TEXT EXCERPT:

________

Pancreatic insufficiency

Last Review Date: March 6, 2017

What is it?

Pancreatic insufficiency is the inability of the pancreas to produce and/or transport enough digestive enzymes to break down food in the intestine and allow its absorption. It typically occurs as a result of chronic pancreatic damage - damage that may be caused by a variety of conditions. It is most frequently associated with cystic fibrosis in children and with chronic pancreatitis in adults; it is less frequently but sometimes associated with pancreatic cancer.

Pancreatic insufficiency usually presents with symptoms of malabsorption, malnutrition, vitamin deficiencies, and weight loss (or inability to gain weight in children) and is often associated with steatorrhoea (loose, fatty, foul-smelling stools). Diabetes also may be present in adults with pancreatic insufficiency.

________

RECORDED INFORMATION:
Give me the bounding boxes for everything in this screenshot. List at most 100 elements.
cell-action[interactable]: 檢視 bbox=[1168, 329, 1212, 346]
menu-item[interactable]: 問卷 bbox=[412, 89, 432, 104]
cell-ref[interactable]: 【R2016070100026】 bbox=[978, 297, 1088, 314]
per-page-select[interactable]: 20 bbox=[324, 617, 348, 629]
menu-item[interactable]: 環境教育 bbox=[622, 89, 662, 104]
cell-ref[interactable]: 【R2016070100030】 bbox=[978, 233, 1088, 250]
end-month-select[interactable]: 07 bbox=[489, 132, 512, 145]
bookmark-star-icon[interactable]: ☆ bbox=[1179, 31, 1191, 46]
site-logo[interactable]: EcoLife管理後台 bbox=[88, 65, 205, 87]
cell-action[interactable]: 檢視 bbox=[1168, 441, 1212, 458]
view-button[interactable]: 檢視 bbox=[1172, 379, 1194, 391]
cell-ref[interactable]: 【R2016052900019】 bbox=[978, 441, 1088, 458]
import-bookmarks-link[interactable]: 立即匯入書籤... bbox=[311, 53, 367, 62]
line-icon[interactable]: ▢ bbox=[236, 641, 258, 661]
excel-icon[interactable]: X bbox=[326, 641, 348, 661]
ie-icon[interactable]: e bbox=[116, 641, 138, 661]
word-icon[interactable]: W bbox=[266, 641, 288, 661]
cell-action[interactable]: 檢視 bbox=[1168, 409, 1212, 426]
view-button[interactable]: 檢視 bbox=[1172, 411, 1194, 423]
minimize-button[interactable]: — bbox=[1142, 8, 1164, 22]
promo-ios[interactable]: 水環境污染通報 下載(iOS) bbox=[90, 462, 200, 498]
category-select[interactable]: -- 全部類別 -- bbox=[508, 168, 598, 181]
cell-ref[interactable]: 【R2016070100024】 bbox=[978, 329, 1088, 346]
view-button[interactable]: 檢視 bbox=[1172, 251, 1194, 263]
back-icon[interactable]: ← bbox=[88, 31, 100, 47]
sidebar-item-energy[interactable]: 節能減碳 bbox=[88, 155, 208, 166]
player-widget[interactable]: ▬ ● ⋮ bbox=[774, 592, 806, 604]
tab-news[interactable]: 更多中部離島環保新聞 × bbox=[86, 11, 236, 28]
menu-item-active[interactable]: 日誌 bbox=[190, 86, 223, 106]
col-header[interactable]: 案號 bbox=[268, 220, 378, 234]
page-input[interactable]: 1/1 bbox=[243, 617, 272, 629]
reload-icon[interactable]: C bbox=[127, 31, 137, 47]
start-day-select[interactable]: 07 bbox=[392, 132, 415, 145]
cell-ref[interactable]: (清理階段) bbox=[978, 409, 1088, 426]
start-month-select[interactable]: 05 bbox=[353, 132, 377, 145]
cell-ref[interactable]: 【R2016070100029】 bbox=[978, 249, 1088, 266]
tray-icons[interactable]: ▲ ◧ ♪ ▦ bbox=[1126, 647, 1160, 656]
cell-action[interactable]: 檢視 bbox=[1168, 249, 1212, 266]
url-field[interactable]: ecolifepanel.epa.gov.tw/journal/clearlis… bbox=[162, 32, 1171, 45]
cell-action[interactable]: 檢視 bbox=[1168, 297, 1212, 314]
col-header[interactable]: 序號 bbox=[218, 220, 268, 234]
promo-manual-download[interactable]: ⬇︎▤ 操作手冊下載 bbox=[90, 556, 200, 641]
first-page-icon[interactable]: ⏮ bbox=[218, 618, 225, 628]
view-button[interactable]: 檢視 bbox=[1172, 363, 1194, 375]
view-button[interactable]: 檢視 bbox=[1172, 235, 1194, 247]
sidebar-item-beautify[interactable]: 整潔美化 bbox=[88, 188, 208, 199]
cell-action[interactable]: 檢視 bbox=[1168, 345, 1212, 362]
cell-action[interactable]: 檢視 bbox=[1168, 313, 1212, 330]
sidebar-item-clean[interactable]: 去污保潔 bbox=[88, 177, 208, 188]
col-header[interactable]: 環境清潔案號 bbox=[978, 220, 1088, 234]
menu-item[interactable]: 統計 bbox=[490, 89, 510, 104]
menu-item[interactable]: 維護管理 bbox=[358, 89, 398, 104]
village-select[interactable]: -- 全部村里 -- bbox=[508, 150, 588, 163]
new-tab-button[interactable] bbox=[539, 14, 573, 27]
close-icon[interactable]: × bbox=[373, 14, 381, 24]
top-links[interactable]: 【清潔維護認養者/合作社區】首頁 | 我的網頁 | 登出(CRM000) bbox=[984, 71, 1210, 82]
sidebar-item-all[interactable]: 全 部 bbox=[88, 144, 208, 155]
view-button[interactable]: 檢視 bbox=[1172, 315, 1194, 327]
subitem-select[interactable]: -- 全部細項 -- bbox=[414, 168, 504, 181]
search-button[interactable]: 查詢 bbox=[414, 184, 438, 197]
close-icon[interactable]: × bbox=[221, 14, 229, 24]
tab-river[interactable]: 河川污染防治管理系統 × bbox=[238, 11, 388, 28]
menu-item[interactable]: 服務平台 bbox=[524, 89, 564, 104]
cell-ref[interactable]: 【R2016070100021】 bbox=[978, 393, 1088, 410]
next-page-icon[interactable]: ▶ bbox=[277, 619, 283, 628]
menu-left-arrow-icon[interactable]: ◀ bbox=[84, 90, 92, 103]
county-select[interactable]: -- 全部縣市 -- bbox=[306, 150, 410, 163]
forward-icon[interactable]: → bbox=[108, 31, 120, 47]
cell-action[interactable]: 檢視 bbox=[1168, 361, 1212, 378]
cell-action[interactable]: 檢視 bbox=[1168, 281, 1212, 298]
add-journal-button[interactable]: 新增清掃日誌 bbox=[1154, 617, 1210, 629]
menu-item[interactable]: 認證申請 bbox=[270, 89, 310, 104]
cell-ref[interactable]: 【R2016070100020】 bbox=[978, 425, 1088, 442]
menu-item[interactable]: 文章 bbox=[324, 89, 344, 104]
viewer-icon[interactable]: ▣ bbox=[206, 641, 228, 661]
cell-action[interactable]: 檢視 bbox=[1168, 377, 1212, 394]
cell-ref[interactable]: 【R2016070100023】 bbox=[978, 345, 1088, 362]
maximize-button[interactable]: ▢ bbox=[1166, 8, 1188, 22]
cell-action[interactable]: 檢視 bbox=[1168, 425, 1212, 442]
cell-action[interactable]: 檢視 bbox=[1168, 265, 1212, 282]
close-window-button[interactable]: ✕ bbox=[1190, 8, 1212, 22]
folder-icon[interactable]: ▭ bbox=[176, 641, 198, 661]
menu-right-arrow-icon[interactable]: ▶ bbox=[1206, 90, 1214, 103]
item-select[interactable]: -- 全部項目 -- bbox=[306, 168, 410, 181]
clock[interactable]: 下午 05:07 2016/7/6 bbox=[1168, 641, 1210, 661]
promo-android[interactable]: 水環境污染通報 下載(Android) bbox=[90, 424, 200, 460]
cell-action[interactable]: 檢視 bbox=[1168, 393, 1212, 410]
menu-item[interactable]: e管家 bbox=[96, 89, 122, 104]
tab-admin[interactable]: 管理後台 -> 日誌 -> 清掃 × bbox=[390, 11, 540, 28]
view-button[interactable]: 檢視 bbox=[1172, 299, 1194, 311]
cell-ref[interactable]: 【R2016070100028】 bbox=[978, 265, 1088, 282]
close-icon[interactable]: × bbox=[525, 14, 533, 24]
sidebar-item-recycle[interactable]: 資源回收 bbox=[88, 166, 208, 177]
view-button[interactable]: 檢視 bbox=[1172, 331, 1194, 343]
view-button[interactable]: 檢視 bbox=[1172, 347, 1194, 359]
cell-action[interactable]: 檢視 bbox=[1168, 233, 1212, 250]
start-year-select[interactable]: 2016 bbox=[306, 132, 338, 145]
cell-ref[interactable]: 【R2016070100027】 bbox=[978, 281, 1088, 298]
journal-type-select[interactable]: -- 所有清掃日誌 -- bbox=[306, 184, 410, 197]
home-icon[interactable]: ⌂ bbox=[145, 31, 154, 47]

________

PROBLEMS TO WORK ON:
**1)** Rewrite the paragraph of the pancreatic insufficiency text that begins "Pancreatic insufficiency usually presents" as a short bulleted list, keeping its main facts.
**2)** From the pancreatic insufficiency text, transcribe the stretch from "Pancreatic insufficiency is" through "with pancreatic insufficiency.".

ANSWERS BY TASK:
**1)**
- Usual symptoms: malabsorption, malnutrition, vitamin deficiencies and weight loss (in children, inability to gain weight)
- Often associated with steatorrhoea (loose, fatty, foul-smelling stools)
- Diabetes may also be present in adults

**2)**
Pancreatic insufficiency is the inability of the pancreas to produce and/or transport enough digestive enzymes to break down food in the intestine and allow its absorption. It typically occurs as a result of chronic pancreatic damage - damage that may be caused by a variety of conditions. It is most frequently associated with cystic fibrosis in children and with chronic pancreatitis in adults; it is less frequently but sometimes associated with pancreatic cancer.

Pancreatic insufficiency usually presents with symptoms of malabsorption, malnutrition, vitamin deficiencies, and weight loss (or inability to gain weight in children) and is often associated with steatorrhoea (loose, fatty, foul-smelling stools). Diabetes also may be present in adults with pancreatic insufficiency.